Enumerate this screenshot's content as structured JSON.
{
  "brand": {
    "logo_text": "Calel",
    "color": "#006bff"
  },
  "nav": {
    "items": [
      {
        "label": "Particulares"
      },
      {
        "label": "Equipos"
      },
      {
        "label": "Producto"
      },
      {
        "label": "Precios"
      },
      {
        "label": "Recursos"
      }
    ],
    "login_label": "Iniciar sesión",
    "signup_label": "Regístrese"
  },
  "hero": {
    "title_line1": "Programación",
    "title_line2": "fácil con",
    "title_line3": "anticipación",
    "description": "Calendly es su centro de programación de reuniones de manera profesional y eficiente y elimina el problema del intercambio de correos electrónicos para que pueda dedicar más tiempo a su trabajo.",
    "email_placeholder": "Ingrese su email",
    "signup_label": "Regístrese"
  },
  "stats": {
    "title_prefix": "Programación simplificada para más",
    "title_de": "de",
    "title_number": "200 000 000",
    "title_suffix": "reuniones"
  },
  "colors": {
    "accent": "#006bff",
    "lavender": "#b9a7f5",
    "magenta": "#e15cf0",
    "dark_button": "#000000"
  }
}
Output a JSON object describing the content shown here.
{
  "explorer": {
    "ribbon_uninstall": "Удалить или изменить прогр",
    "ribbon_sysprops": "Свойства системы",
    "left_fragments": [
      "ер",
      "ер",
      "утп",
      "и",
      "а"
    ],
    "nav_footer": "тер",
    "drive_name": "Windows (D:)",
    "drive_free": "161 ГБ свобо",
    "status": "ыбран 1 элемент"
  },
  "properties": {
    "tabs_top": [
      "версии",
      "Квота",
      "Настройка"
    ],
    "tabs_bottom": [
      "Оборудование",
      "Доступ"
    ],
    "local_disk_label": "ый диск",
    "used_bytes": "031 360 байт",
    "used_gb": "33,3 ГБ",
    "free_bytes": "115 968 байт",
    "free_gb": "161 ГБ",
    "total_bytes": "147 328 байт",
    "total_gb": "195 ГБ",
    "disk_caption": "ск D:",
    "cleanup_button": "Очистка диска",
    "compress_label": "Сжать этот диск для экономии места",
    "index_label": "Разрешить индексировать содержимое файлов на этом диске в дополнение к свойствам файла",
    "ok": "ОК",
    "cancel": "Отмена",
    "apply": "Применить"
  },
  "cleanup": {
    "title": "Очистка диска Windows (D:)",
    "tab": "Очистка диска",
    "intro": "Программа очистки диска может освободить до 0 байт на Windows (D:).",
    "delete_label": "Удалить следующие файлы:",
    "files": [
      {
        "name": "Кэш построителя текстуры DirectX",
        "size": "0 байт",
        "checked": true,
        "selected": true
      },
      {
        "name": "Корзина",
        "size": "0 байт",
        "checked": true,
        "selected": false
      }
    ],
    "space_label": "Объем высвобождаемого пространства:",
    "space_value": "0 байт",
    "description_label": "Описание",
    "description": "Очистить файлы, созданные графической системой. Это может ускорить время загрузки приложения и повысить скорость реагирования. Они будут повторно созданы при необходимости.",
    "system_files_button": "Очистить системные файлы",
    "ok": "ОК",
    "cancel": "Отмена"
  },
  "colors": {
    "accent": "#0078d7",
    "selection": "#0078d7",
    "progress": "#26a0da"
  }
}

### [What is asked]
Every record shown above should be written out again exactly.

### [Answer for the task]
Enumerate this screenshot's content as structured JSON.
{
  "brand": {
    "logo_text": "Calel",
    "color": "#006bff"
  },
  "nav": {
    "items": [
      {
        "label": "Particulares"
      },
      {
        "label": "Equipos"
      },
      {
        "label": "Producto"
      },
      {
        "label": "Precios"
      },
      {
        "label": "Recursos"
      }
    ],
    "login_label": "Iniciar sesión",
    "signup_label": "Regístrese"
  },
  "hero": {
    "title_line1": "Programación",
    "title_line2": "fácil con",
    "title_line3": "anticipación",
    "description": "Calendly es su centro de programación de reuniones de manera profesional y eficiente y elimina el problema del intercambio de correos electrónicos para que pueda dedicar más tiempo a su trabajo.",
    "email_placeholder": "Ingrese su email",
    "signup_label": "Regístrese"
  },
  "stats": {
    "title_prefix": "Programación simplificada para más",
    "title_de": "de",
    "title_number": "200 000 000",
    "title_suffix": "reuniones"
  },
  "colors": {
    "accent": "#006bff",
    "lavender": "#b9a7f5",
    "magenta": "#e15cf0",
    "dark_button": "#000000"
  }
}
Output a JSON object describing the content shown here.
{
  "explorer": {
    "ribbon_uninstall": "Удалить или изменить прогр",
    "ribbon_sysprops": "Свойства системы",
    "left_fragments": [
      "ер",
      "ер",
      "утп",
      "и",
      "а"
    ],
    "nav_footer": "тер",
    "drive_name": "Windows (D:)",
    "drive_free": "161 ГБ свобо",
    "status": "ыбран 1 элемент"
  },
  "properties": {
    "tabs_top": [
      "версии",
      "Квота",
      "Настройка"
    ],
    "tabs_bottom": [
      "Оборудование",
      "Доступ"
    ],
    "local_disk_label": "ый диск",
    "used_bytes": "031 360 байт",
    "used_gb": "33,3 ГБ",
    "free_bytes": "115 968 байт",
    "free_gb": "161 ГБ",
    "total_bytes": "147 328 байт",
    "total_gb": "195 ГБ",
    "disk_caption": "ск D:",
    "cleanup_button": "Очистка диска",
    "compress_label": "Сжать этот диск для экономии места",
    "index_label": "Разрешить индексировать содержимое файлов на этом диске в дополнение к свойствам файла",
    "ok": "ОК",
    "cancel": "Отмена",
    "apply": "Применить"
  },
  "cleanup": {
    "title": "Очистка диска Windows (D:)",
    "tab": "Очистка диска",
    "intro": "Программа очистки диска может освободить до 0 байт на Windows (D:).",
    "delete_label": "Удалить следующие файлы:",
    "files": [
      {
        "name": "Кэш построителя текстуры DirectX",
        "size": "0 байт",
        "checked": true,
        "selected": true
      },
      {
        "name": "Корзина",
        "size": "0 байт",
        "checked": true,
        "selected": false
      }
    ],
    "space_label": "Объем высвобождаемого пространства:",
    "space_value": "0 байт",
    "description_label": "Описание",
    "description": "Очистить файлы, созданные графической системой. Это может ускорить время загрузки приложения и повысить скорость реагирования. Они будут повторно созданы при необходимости.",
    "system_files_button": "Очистить системные файлы",
    "ok": "ОК",
    "cancel": "Отмена"
  },
  "colors": {
    "accent": "#0078d7",
    "selection": "#0078d7",
    "progress": "#26a0da"
  }
}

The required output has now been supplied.